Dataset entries
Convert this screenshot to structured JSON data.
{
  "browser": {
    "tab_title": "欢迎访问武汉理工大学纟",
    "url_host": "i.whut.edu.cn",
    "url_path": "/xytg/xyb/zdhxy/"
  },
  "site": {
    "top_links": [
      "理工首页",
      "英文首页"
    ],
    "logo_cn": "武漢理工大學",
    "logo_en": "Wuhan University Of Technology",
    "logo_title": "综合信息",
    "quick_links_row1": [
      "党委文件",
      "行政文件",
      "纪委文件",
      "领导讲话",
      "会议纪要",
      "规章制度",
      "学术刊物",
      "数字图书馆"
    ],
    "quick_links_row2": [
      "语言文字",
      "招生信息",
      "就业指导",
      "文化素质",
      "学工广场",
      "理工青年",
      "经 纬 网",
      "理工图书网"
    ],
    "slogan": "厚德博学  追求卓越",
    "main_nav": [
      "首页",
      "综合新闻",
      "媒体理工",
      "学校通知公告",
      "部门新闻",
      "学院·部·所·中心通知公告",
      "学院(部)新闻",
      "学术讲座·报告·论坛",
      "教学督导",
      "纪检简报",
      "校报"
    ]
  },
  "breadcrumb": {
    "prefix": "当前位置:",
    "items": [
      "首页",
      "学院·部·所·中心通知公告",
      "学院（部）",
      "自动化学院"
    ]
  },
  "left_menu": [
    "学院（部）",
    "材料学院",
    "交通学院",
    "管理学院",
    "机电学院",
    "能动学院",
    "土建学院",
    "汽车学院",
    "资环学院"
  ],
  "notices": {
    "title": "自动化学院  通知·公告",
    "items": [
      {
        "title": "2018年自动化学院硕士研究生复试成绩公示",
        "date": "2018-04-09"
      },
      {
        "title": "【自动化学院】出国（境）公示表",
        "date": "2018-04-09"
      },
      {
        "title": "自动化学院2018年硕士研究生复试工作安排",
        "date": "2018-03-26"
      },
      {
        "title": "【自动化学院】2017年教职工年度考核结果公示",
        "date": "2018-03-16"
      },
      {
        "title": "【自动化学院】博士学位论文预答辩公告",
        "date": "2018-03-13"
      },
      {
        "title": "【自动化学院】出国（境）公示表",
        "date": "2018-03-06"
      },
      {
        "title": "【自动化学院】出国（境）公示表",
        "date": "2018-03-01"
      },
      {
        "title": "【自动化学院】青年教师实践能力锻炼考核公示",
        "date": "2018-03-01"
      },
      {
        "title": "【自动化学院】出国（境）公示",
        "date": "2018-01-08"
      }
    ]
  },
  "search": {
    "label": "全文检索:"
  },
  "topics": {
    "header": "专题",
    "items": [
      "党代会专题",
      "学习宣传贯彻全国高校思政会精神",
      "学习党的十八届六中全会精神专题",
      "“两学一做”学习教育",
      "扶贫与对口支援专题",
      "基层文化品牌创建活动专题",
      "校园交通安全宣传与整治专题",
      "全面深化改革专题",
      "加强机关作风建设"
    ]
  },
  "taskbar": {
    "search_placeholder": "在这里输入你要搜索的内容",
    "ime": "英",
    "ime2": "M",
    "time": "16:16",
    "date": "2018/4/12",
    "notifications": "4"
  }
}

#### Work instructions
Copy out each line exactly.

#### The solution
Convert this screenshot to structured JSON data.
{
  "browser": {
    "tab_title": "欢迎访问武汉理工大学纟",
    "url_host": "i.whut.edu.cn",
    "url_path": "/xytg/xyb/zdhxy/"
  },
  "site": {
    "top_links": [
      "理工首页",
      "英文首页"
    ],
    "logo_cn": "武漢理工大學",
    "logo_en": "Wuhan University Of Technology",
    "logo_title": "综合信息",
    "quick_links_row1": [
      "党委文件",
      "行政文件",
      "纪委文件",
      "领导讲话",
      "会议纪要",
      "规章制度",
      "学术刊物",
      "数字图书馆"
    ],
    "quick_links_row2": [
      "语言文字",
      "招生信息",
      "就业指导",
      "文化素质",
      "学工广场",
      "理工青年",
      "经 纬 网",
      "理工图书网"
    ],
    "slogan": "厚德博学  追求卓越",
    "main_nav": [
      "首页",
      "综合新闻",
      "媒体理工",
      "学校通知公告",
      "部门新闻",
      "学院·部·所·中心通知公告",
      "学院(部)新闻",
      "学术讲座·报告·论坛",
      "教学督导",
      "纪检简报",
      "校报"
    ]
  },
  "breadcrumb": {
    "prefix": "当前位置:",
    "items": [
      "首页",
      "学院·部·所·中心通知公告",
      "学院（部）",
      "自动化学院"
    ]
  },
  "left_menu": [
    "学院（部）",
    "材料学院",
    "交通学院",
    "管理学院",
    "机电学院",
    "能动学院",
    "土建学院",
    "汽车学院",
    "资环学院"
  ],
  "notices": {
    "title": "自动化学院  通知·公告",
    "items": [
      {
        "title": "2018年自动化学院硕士研究生复试成绩公示",
        "date": "2018-04-09"
      },
      {
        "title": "【自动化学院】出国（境）公示表",
        "date": "2018-04-09"
      },
      {
        "title": "自动化学院2018年硕士研究生复试工作安排",
        "date": "2018-03-26"
      },
      {
        "title": "【自动化学院】2017年教职工年度考核结果公示",
        "date": "2018-03-16"
      },
      {
        "title": "【自动化学院】博士学位论文预答辩公告",
        "date": "2018-03-13"
      },
      {
        "title": "【自动化学院】出国（境）公示表",
        "date": "2018-03-06"
      },
      {
        "title": "【自动化学院】出国（境）公示表",
        "date": "2018-03-01"
      },
      {
        "title": "【自动化学院】青年教师实践能力锻炼考核公示",
        "date": "2018-03-01"
      },
      {
        "title": "【自动化学院】出国（境）公示",
        "date": "2018-01-08"
      }
    ]
  },
  "search": {
    "label": "全文检索:"
  },
  "topics": {
    "header": "专题",
    "items": [
      "党代会专题",
      "学习宣传贯彻全国高校思政会精神",
      "学习党的十八届六中全会精神专题",
      "“两学一做”学习教育",
      "扶贫与对口支援专题",
      "基层文化品牌创建活动专题",
      "校园交通安全宣传与整治专题",
      "全面深化改革专题",
      "加强机关作风建设"
    ]
  },
  "taskbar": {
    "search_placeholder": "在这里输入你要搜索的内容",
    "ime": "英",
    "ime2": "M",
    "time": "16:16",
    "date": "2018/4/12",
    "notifications": "4"
  }
}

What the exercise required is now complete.